• What to produce
Tally up the lines that include "zoom" and state that number by itself.

(Stored records)
● ● ● ●
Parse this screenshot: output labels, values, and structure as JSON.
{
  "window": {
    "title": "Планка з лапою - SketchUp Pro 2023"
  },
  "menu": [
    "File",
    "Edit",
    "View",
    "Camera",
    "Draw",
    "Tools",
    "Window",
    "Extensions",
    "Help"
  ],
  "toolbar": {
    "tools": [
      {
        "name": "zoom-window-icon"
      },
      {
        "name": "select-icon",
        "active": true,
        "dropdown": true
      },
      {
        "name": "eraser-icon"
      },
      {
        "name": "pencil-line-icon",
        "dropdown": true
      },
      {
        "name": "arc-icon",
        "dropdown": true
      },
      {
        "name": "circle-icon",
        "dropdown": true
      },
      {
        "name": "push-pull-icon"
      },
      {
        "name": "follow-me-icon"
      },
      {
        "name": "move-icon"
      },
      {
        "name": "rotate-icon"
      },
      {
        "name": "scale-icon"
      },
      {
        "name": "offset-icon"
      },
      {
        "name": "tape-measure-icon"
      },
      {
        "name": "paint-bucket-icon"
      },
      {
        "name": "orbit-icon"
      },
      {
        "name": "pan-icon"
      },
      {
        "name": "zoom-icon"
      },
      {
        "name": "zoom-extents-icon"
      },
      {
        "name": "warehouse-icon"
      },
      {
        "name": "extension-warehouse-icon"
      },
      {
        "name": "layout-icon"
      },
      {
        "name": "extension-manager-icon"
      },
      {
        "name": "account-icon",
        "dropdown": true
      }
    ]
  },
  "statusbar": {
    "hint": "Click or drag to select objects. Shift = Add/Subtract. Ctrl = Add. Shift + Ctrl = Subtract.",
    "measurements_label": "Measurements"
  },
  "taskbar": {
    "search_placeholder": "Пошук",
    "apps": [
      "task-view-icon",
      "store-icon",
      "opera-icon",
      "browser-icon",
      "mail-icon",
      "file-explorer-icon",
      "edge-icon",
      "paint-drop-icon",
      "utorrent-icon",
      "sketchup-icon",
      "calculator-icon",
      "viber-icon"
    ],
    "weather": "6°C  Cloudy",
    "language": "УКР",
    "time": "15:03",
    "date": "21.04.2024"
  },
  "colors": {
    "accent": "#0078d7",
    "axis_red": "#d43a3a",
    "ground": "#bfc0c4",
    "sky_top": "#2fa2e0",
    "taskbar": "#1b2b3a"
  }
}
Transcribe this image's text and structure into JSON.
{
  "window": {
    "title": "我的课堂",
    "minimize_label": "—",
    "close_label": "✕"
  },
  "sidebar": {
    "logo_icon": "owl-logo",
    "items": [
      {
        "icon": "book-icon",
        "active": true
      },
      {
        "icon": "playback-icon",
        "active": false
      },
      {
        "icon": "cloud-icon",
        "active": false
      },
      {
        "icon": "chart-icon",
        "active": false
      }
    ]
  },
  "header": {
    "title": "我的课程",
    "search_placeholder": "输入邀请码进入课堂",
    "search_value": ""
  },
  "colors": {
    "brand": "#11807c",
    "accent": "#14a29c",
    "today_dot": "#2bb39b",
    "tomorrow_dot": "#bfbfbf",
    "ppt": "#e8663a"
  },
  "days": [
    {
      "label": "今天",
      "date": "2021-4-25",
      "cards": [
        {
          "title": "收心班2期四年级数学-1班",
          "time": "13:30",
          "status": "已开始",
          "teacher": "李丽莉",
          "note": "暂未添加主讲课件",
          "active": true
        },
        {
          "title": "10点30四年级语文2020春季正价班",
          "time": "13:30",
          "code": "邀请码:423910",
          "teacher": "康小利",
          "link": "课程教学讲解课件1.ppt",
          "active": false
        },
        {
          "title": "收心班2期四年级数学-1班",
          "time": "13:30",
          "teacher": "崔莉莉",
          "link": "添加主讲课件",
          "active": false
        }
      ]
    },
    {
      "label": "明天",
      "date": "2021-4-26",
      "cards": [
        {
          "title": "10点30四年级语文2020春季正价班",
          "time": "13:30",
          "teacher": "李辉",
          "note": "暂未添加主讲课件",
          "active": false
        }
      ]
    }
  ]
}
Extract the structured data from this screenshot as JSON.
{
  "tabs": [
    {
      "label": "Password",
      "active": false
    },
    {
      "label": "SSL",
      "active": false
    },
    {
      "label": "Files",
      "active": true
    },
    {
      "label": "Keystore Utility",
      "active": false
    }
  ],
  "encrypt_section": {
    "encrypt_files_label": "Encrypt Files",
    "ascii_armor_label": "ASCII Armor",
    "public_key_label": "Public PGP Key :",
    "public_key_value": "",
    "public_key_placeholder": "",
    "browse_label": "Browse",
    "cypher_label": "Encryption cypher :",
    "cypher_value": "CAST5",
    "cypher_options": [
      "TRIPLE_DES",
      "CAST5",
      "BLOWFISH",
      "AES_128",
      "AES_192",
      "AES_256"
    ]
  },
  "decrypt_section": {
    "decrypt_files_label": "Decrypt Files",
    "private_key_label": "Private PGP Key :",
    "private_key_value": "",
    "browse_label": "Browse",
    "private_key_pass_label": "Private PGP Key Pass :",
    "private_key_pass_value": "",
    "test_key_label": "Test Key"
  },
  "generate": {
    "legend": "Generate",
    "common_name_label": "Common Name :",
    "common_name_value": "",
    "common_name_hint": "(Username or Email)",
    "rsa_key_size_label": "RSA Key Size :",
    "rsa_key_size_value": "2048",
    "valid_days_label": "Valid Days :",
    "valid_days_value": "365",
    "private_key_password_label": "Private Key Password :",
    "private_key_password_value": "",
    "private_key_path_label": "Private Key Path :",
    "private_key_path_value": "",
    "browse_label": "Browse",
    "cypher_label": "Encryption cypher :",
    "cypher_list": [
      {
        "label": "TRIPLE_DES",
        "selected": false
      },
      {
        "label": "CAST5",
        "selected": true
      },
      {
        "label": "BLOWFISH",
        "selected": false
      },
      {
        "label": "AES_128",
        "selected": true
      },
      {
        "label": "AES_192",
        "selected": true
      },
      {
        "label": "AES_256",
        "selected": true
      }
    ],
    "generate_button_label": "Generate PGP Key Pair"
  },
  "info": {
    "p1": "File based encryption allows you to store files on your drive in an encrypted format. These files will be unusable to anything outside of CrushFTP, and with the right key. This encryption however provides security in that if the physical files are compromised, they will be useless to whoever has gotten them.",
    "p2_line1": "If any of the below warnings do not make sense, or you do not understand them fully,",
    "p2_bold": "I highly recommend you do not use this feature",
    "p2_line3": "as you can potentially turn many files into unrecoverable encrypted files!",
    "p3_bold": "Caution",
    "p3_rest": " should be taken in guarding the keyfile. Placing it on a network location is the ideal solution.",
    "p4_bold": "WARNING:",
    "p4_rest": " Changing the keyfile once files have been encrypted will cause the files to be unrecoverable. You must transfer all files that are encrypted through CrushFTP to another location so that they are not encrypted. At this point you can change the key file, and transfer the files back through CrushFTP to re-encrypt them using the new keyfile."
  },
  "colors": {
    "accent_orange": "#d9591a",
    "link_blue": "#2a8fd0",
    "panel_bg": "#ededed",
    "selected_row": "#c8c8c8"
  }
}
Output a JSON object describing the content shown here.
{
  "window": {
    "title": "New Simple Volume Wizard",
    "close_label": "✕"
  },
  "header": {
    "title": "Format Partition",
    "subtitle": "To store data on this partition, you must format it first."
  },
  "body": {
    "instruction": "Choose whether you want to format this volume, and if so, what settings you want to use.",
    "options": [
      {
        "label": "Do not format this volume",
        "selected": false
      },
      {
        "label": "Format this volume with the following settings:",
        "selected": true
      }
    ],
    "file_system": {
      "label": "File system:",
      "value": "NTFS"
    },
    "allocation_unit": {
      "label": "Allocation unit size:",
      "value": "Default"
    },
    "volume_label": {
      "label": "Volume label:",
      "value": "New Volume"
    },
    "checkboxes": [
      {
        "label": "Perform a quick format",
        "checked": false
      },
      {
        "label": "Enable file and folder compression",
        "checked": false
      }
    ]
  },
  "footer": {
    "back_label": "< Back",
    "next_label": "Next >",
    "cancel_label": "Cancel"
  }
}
● ● ● ●
• Result of this exercise
3